→ Given task: Reproduce only the lines starting at the one containing "y-tick-label: 100 <box>62 125 94 146</box>" and ending at the one containing "x-axis-title-main: k (µm", swapping "deg" for "degrees" and leaving all else unchanged.

→ Data entries:
******
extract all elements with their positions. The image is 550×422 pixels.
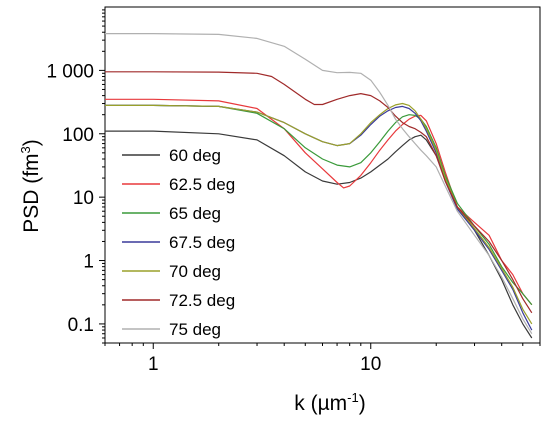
y-tick-label: 100 <box>62 125 94 146</box>
series-line-4 <box>105 102 533 325</box>
y-tick-label: 1 000 <box>46 61 94 82</box>
series-line-1 <box>105 98 533 306</box>
x-axis-title-sup: -1 <box>347 390 359 405</box>
y-tick-label: 1 <box>83 252 94 273</box>
series-line-0 <box>105 130 533 339</box>
legend-label-2: 65 deg <box>169 204 221 223</box>
x-axis-title-close: ) <box>359 392 366 415</box>
y-tick-label: 0.1 <box>68 315 94 336</box>
legend-label-3: 67.5 deg <box>169 233 235 252</box>
x-tick-label: 1 <box>148 354 159 375</box>
legend-label-0: 60 deg <box>169 146 221 165</box>
legend-label-6: 75 deg <box>169 320 221 339</box>
legend-label-5: 72.5 deg <box>169 291 235 310</box>
x-axis-title: k (µm-1) <box>294 390 365 415</box>
y-axis-title-close: ) <box>20 139 43 146</box>
series-layer <box>105 32 533 339</box>
y-axis-title: PSD (fm3) <box>18 139 43 233</box>
series-line-6 <box>105 32 533 335</box>
y-axis-title-sup: 3 <box>18 146 33 153</box>
legend-label-4: 70 deg <box>169 262 221 281</box>
x-tick-label: 10 <box>360 354 381 375</box>
legend-label-1: 62.5 deg <box>169 175 235 194</box>
legend: 60 deg 62.5 deg 65 deg 67.5 deg 70 deg 72.5 d… <box>122 146 235 339</box>
x-axis-title-main: k (µm <box>294 392 347 415</box>
y-axis-title-main: PSD (fm <box>20 153 43 232</box>
x-axis-ticks: 1 10 <box>104 343 541 375</box>
y-tick-label: 10 <box>73 188 94 209</box>
y-axis-ticks: 0.1 1 10 100 1 000 <box>46 9 105 344</box>
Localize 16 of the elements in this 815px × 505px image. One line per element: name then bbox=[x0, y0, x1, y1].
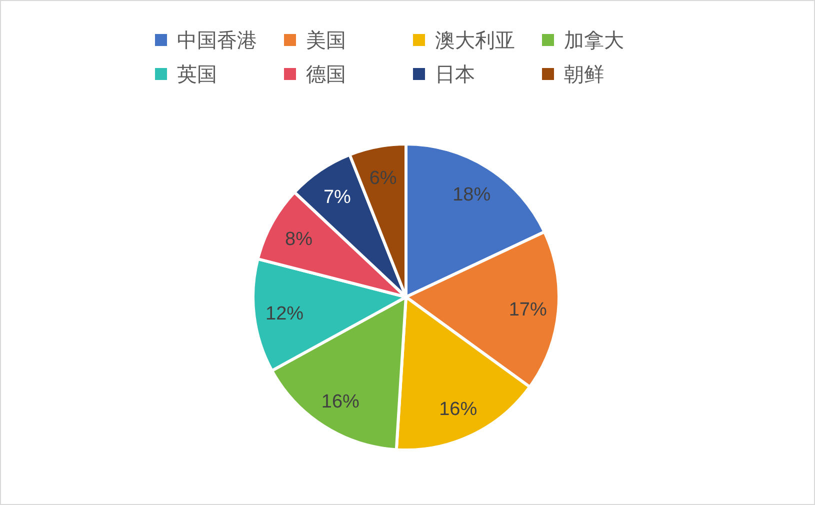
data-label: 6% bbox=[369, 168, 397, 189]
legend-label: 澳大利亚 bbox=[435, 30, 515, 52]
data-label: 12% bbox=[266, 303, 304, 324]
data-label: 8% bbox=[285, 229, 313, 250]
legend-label: 英国 bbox=[177, 64, 217, 86]
data-label: 16% bbox=[321, 391, 360, 412]
data-label: 7% bbox=[323, 186, 352, 208]
data-label: 17% bbox=[508, 300, 547, 321]
legend-label: 德国 bbox=[306, 64, 346, 86]
legend-label: 美国 bbox=[306, 29, 346, 52]
legend-label: 加拿大 bbox=[564, 30, 624, 52]
data-label: 16% bbox=[439, 398, 478, 420]
legend-label: 中国香港 bbox=[177, 30, 257, 52]
data-label: 18% bbox=[452, 184, 491, 206]
legend-label: 日本 bbox=[435, 64, 475, 86]
legend-label: 朝鲜 bbox=[564, 64, 604, 86]
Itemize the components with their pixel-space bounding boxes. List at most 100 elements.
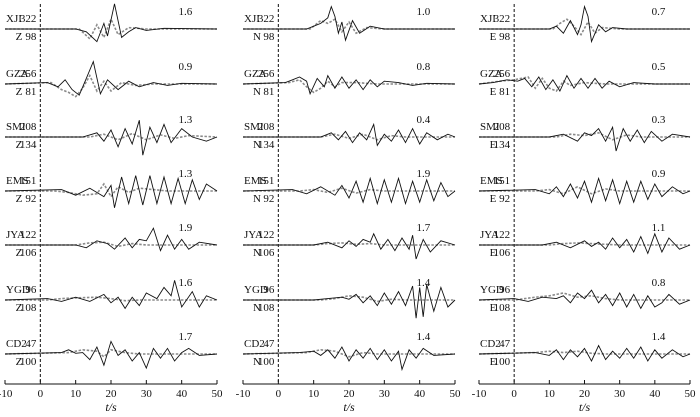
- x-tick-label: 10: [308, 388, 320, 400]
- component-label: Z: [16, 247, 23, 259]
- observed-waveform: [242, 176, 456, 206]
- distance-label: 108: [258, 302, 275, 314]
- x-tick-label: 50: [450, 388, 462, 400]
- synthetic-waveform: [242, 78, 455, 94]
- azimuth-label: 151: [258, 175, 275, 187]
- observed-waveform: [479, 125, 691, 152]
- station-label: GZA: [6, 68, 29, 80]
- x-axis-label: t/s: [105, 400, 117, 414]
- synthetic-waveform: [243, 187, 455, 194]
- component-label: N: [253, 247, 261, 259]
- synthetic-waveform: [479, 18, 690, 37]
- amplitude-ratio-label: 1.3: [179, 114, 193, 126]
- amplitude-ratio-label: 1.3: [179, 168, 193, 180]
- azimuth-label: 122: [258, 229, 275, 241]
- x-tick-label: 40: [176, 388, 188, 400]
- azimuth-label: 208: [494, 121, 511, 133]
- distance-label: 98: [499, 31, 511, 43]
- distance-label: 134: [494, 139, 511, 151]
- observed-waveform: [478, 289, 691, 310]
- station-label: SMI: [244, 121, 264, 133]
- component-label: E: [490, 139, 497, 151]
- station-label: GZA: [244, 68, 267, 80]
- distance-label: 92: [263, 193, 274, 205]
- x-tick-label: 0: [38, 388, 44, 400]
- amplitude-ratio-label: 1.6: [179, 277, 193, 289]
- amplitude-ratio-label: 1.4: [652, 331, 666, 343]
- amplitude-ratio-label: 0.9: [179, 61, 193, 73]
- station-label: EMS: [6, 175, 29, 187]
- component-label: Z: [16, 86, 23, 98]
- amplitude-ratio-label: 1.6: [179, 6, 193, 18]
- component-label: N: [253, 356, 261, 368]
- station-label: SMI: [480, 121, 500, 133]
- observed-waveform: [478, 176, 691, 206]
- observed-waveform: [242, 74, 456, 96]
- station-label: XJI: [480, 13, 496, 25]
- station-label: YGD: [6, 284, 30, 296]
- component-label: E: [490, 356, 497, 368]
- synthetic-waveform: [479, 131, 690, 141]
- synthetic-waveform: [242, 348, 455, 358]
- x-tick-label: -10: [236, 388, 251, 400]
- azimuth-label: 322: [20, 13, 37, 25]
- distance-label: 81: [25, 86, 36, 98]
- station-label: CD2: [480, 338, 501, 350]
- azimuth-label: 208: [20, 121, 37, 133]
- station-label: CD2: [6, 338, 27, 350]
- component-label: N: [253, 302, 261, 314]
- station-label: EMS: [480, 175, 503, 187]
- component-label: E: [490, 86, 497, 98]
- distance-label: 92: [25, 193, 36, 205]
- azimuth-label: 122: [494, 229, 511, 241]
- azimuth-label: 151: [20, 175, 37, 187]
- x-tick-label: 10: [70, 388, 82, 400]
- x-tick-label: 30: [614, 388, 626, 400]
- observed-waveform: [242, 346, 456, 372]
- observed-waveform: [243, 5, 455, 42]
- component-label: Z: [16, 356, 23, 368]
- component-label: N: [253, 31, 261, 43]
- distance-label: 108: [494, 302, 511, 314]
- amplitude-ratio-label: 1.7: [417, 222, 431, 234]
- observed-waveform: [4, 280, 218, 310]
- x-tick-label: 20: [106, 388, 118, 400]
- station-label: XJI: [244, 13, 260, 25]
- azimuth-label: 96: [499, 284, 511, 296]
- component-label: Z: [16, 193, 23, 205]
- component-label: E: [490, 247, 497, 259]
- distance-label: 134: [20, 139, 37, 151]
- distance-label: 81: [263, 86, 274, 98]
- distance-label: 81: [499, 86, 510, 98]
- component-label: N: [253, 193, 261, 205]
- distance-label: 98: [263, 31, 275, 43]
- distance-label: 108: [20, 302, 37, 314]
- observed-waveform: [479, 4, 690, 44]
- x-tick-label: 20: [344, 388, 356, 400]
- amplitude-ratio-label: 0.5: [652, 61, 666, 73]
- amplitude-ratio-label: 1.4: [417, 277, 431, 289]
- azimuth-label: 322: [494, 13, 511, 25]
- x-tick-label: 50: [685, 388, 697, 400]
- distance-label: 100: [20, 356, 37, 368]
- component-label: E: [490, 302, 497, 314]
- amplitude-ratio-label: 0.9: [652, 168, 666, 180]
- distance-label: 100: [258, 356, 275, 368]
- synthetic-waveform: [479, 292, 690, 301]
- azimuth-label: 47: [499, 338, 511, 350]
- azimuth-label: 47: [25, 338, 37, 350]
- component-label: E: [490, 193, 497, 205]
- observed-waveform: [243, 284, 456, 319]
- observed-waveform: [4, 60, 218, 96]
- amplitude-ratio-label: 0.8: [652, 277, 666, 289]
- amplitude-ratio-label: 0.8: [417, 61, 431, 73]
- component-label: Z: [16, 302, 23, 314]
- station-label: JYA: [6, 229, 25, 241]
- observed-waveform: [243, 122, 456, 147]
- x-tick-label: 40: [414, 388, 426, 400]
- amplitude-ratio-label: 1.0: [417, 6, 431, 18]
- synthetic-waveform: [5, 132, 218, 141]
- distance-label: 134: [258, 139, 275, 151]
- observed-waveform: [478, 74, 690, 92]
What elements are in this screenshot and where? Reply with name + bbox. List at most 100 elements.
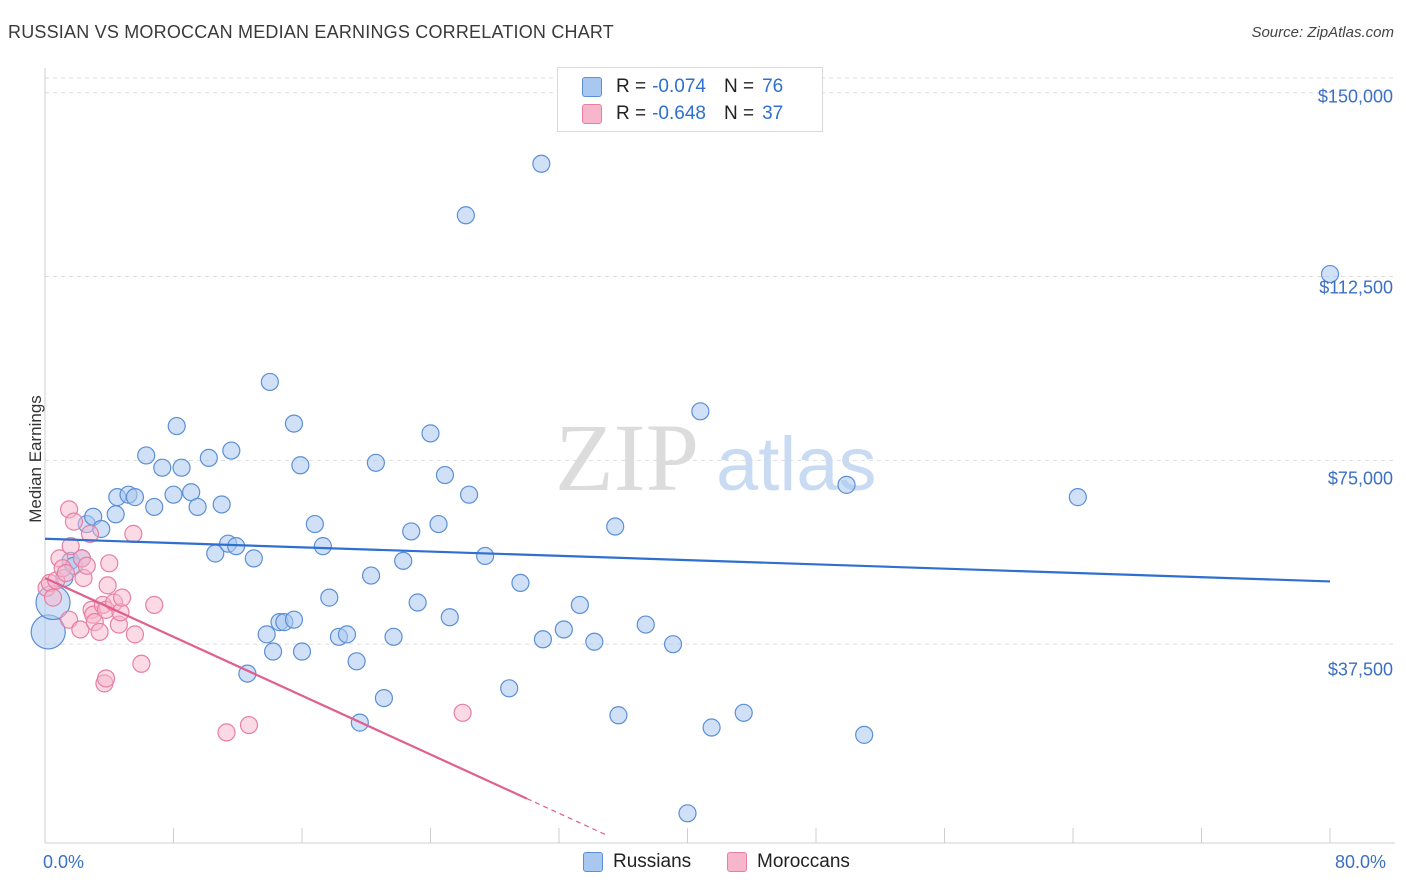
moroccans-point bbox=[124, 524, 143, 543]
russians-point bbox=[408, 593, 427, 612]
legend-label-russians: Russians bbox=[613, 851, 692, 872]
russians-point bbox=[702, 718, 721, 737]
russians-point bbox=[305, 514, 324, 534]
chart-title: RUSSIAN VS MOROCCAN MEDIAN EARNINGS CORR… bbox=[8, 22, 615, 42]
moroccans-point bbox=[217, 723, 236, 742]
russians-point bbox=[167, 416, 186, 436]
moroccans-point bbox=[61, 537, 80, 556]
moroccans-trend-extension bbox=[526, 798, 608, 836]
russians-point bbox=[585, 632, 604, 651]
russians-point bbox=[663, 635, 683, 654]
russians-point bbox=[320, 588, 339, 607]
russians-point bbox=[606, 517, 625, 536]
russians-point bbox=[374, 688, 394, 708]
legend-item-russians[interactable]: Russians bbox=[583, 851, 691, 873]
russians-point bbox=[337, 625, 357, 644]
r-label: R = bbox=[616, 76, 647, 97]
russians-point bbox=[172, 458, 191, 477]
russians-point bbox=[500, 679, 519, 698]
russians-point bbox=[284, 610, 304, 629]
russians-point bbox=[456, 206, 475, 225]
r-label: R = bbox=[616, 103, 647, 124]
russians-point bbox=[636, 615, 655, 634]
russians-point bbox=[570, 595, 589, 615]
russians-point bbox=[199, 448, 218, 468]
moroccans-point bbox=[71, 620, 90, 639]
y-tick-label: $75,000 bbox=[1327, 468, 1393, 489]
russians-point bbox=[292, 642, 312, 661]
legend-row-moroccans: R = -0.648 N = 37 bbox=[582, 101, 783, 127]
russians-swatch bbox=[582, 77, 602, 97]
moroccans-swatch bbox=[582, 104, 602, 124]
russians-point bbox=[257, 625, 276, 644]
russians-point bbox=[347, 652, 366, 671]
russians-swatch bbox=[583, 852, 603, 872]
y-tick-label: $37,500 bbox=[1327, 659, 1393, 680]
russians-trend-line bbox=[44, 537, 1331, 583]
russians-point bbox=[1320, 264, 1340, 284]
russians-point bbox=[361, 566, 381, 585]
russians-point bbox=[263, 642, 283, 661]
moroccans-point bbox=[112, 588, 132, 607]
legend-row-russians: R = -0.074 N = 76 bbox=[582, 74, 783, 100]
moroccans-point bbox=[132, 654, 151, 673]
russians-point bbox=[440, 608, 459, 627]
moroccans-point bbox=[77, 556, 96, 575]
russians-point bbox=[164, 485, 183, 504]
russians-point bbox=[511, 573, 530, 593]
x-tick-label-max: 80.0% bbox=[1335, 852, 1387, 872]
russians-point bbox=[476, 546, 495, 566]
n-label: N = bbox=[723, 76, 755, 97]
moroccans-point bbox=[125, 625, 145, 644]
russians-point bbox=[429, 514, 448, 534]
russians-point bbox=[145, 497, 164, 517]
russians-point bbox=[532, 154, 551, 173]
r-value: -0.074 bbox=[652, 76, 706, 97]
moroccans-point bbox=[145, 595, 164, 615]
watermark-atlas: atlas bbox=[716, 422, 877, 507]
russians-point bbox=[678, 804, 697, 823]
moroccans-point bbox=[80, 524, 100, 543]
russians-point bbox=[222, 441, 241, 460]
watermark: ZIP atlas bbox=[555, 404, 877, 511]
russians-point bbox=[394, 551, 413, 570]
trend-lines bbox=[44, 537, 1331, 836]
moroccans-point bbox=[453, 703, 472, 722]
russians-point bbox=[421, 424, 440, 443]
correlation-legend: R = -0.074 N = 76 R = -0.648 N = 37 bbox=[557, 67, 823, 132]
n-label: N = bbox=[723, 103, 755, 124]
russians-point bbox=[291, 456, 310, 475]
moroccans-point bbox=[100, 554, 119, 573]
russians-point bbox=[459, 485, 479, 504]
n-value: 76 bbox=[762, 76, 784, 97]
moroccans-point bbox=[239, 715, 259, 735]
russians-point bbox=[260, 372, 279, 392]
legend-label-moroccans: Moroccans bbox=[757, 851, 850, 872]
russians-point bbox=[153, 458, 172, 477]
moroccans-trend-line bbox=[44, 576, 528, 800]
russians-point bbox=[609, 706, 628, 725]
moroccans-point bbox=[98, 576, 117, 595]
russians-point bbox=[1068, 488, 1087, 507]
russians-point bbox=[125, 488, 145, 507]
russians-point bbox=[244, 549, 263, 568]
watermark-zip: ZIP bbox=[555, 404, 699, 511]
source-attribution: Source: ZipAtlas.com bbox=[1251, 24, 1394, 41]
russians-point bbox=[402, 522, 421, 541]
r-value: -0.648 bbox=[652, 103, 706, 124]
russians-point bbox=[106, 505, 125, 524]
russians-point bbox=[533, 630, 553, 649]
y-tick-label: $150,000 bbox=[1317, 86, 1393, 107]
moroccans-points bbox=[37, 500, 472, 742]
moroccans-point bbox=[56, 563, 75, 583]
n-value: 37 bbox=[762, 103, 784, 124]
russians-point bbox=[284, 414, 304, 433]
russians-point bbox=[734, 703, 753, 722]
russians-point bbox=[137, 446, 156, 465]
moroccans-point bbox=[90, 622, 109, 642]
moroccans-point bbox=[64, 512, 84, 531]
moroccans-point bbox=[43, 588, 63, 607]
russians-point bbox=[212, 495, 231, 514]
legend-item-moroccans[interactable]: Moroccans bbox=[727, 851, 850, 873]
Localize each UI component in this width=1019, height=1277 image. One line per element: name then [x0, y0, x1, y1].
******
→ Output:
y-tick-label: 100 <box>62 125 94 146</box>
series-line-4 <box>105 102 533 325</box>
y-tick-label: 1 000 <box>46 61 94 82</box>
series-line-1 <box>105 98 533 306</box>
x-axis-title-sup: -1 <box>347 390 359 405</box>
y-tick-label: 1 <box>83 252 94 273</box>
series-line-0 <box>105 130 533 339</box>
legend-label-2: 65 degrees <box>169 204 221 223</box>
x-axis-title-close: ) <box>359 392 366 415</box>
y-tick-label: 0.1 <box>68 315 94 336</box>
legend-label-3: 67.5 degrees <box>169 233 235 252</box>
x-tick-label: 1 <box>148 354 159 375</box>
legend-label-0: 60 degrees <box>169 146 221 165</box>
legend-label-6: 75 degrees <box>169 320 221 339</box>
legend-label-5: 72.5 degrees <box>169 291 235 310</box>
x-axis-title: k (µm-1) <box>294 390 365 415</box>
y-axis-title-close: ) <box>20 139 43 146</box>
series-layer <box>105 32 533 339</box>
y-axis-title: PSD (fm3) <box>18 139 43 233</box>
series-line-6 <box>105 32 533 335</box>
y-axis-title-sup: 3 <box>18 146 33 153</box>
legend-label-4: 70 degrees <box>169 262 221 281</box>
x-tick-label: 10 <box>360 354 381 375</box>
legend-label-1: 62.5 degrees <box>169 175 235 194</box>
legend: 60 degrees 62.5 degrees 65 degrees 67.5 degrees 70 degrees 72.5 d… <box>122 146 235 339</box>
x-axis-title-main: k (µm <box>294 392 347 415</box>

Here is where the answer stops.